▸ **Dataset records**:
----------------------------------------

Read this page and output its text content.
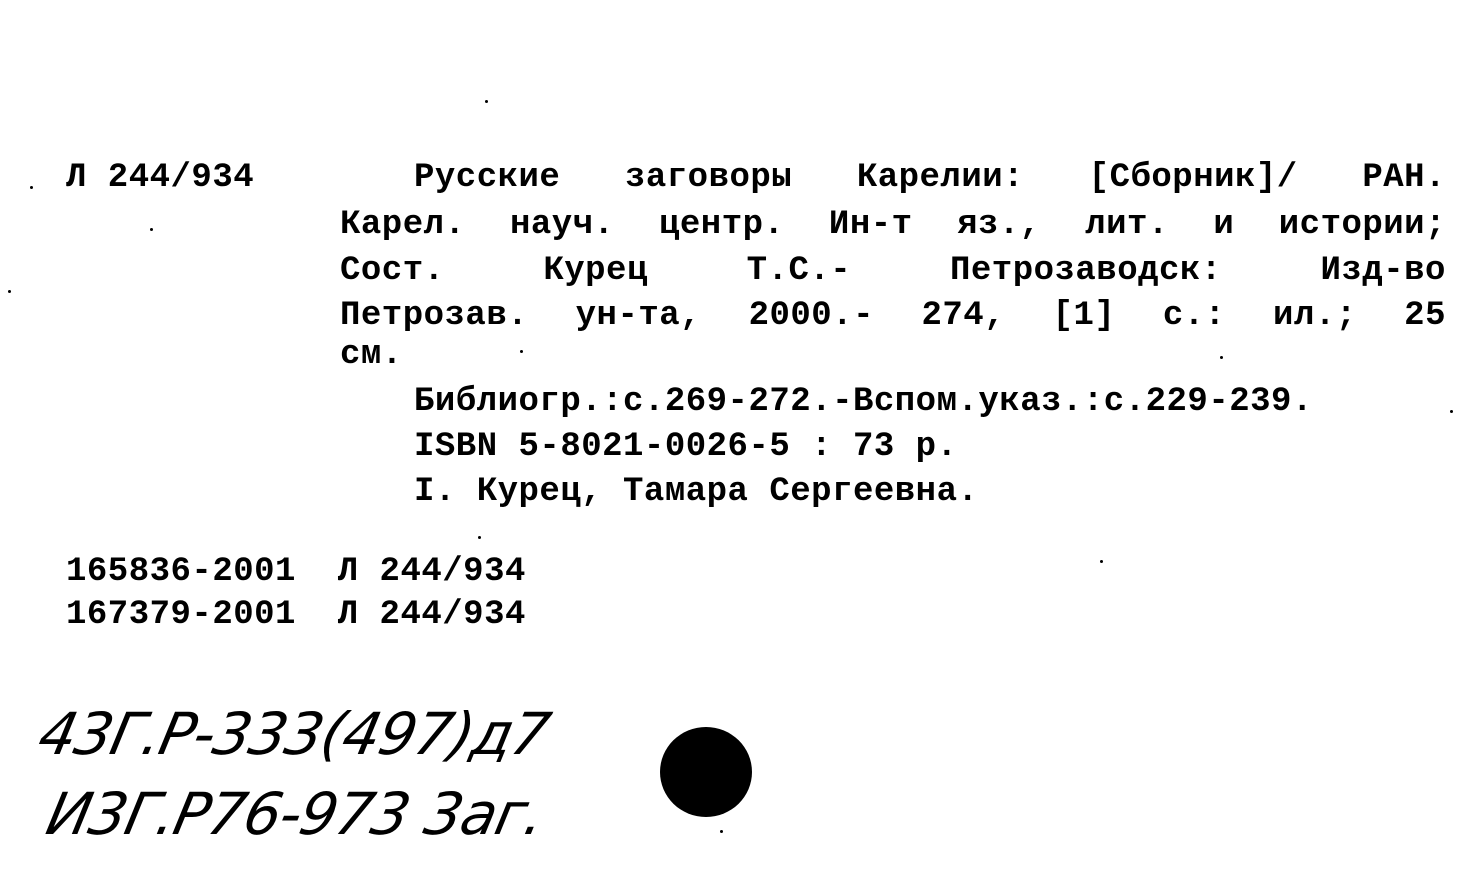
Л 244/934	Русские заговоры Карелии: [Сборник]/ РАН.
Карел. науч. центр. Ин-т яз., лит. и истории;
Сост.	Курец	Т.С.-	Петрозаводск:	Изд-во
Петрозав. ун-та, 2000.- 274, [1] с.: ил.; 25
см.
Библиогр.:с.269-272.-Вспом.указ.:с.229-239.
ISBN 5-8021-0026-5 : 73 р.
I. Курец, Тамара Сергеевна.
165836-2001 Л 244/934
167379-2001 Л 244/934
43Г.Р-333(497)д7
И3Г.Р76-973 3аг.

----------------------------------------

▸ **Given exercise**:
Omit the pictures, then quote the rest of the material above exactly.

▸ **Task answer**:
Read this page and output its text content.
Л 244/934	Русские заговоры Карелии: [Сборник]/ РАН.
Карел. науч. центр. Ин-т яз., лит. и истории;
Сост.	Курец	Т.С.-	Петрозаводск:	Изд-во
Петрозав. ун-та, 2000.- 274, [1] с.: ил.; 25
см.
Библиогр.:с.269-272.-Вспом.указ.:с.229-239.
ISBN 5-8021-0026-5 : 73 р.
I. Курец, Тамара Сергеевна.
165836-2001 Л 244/934
167379-2001 Л 244/934
43Г.Р-333(497)д7
И3Г.Р76-973 3аг.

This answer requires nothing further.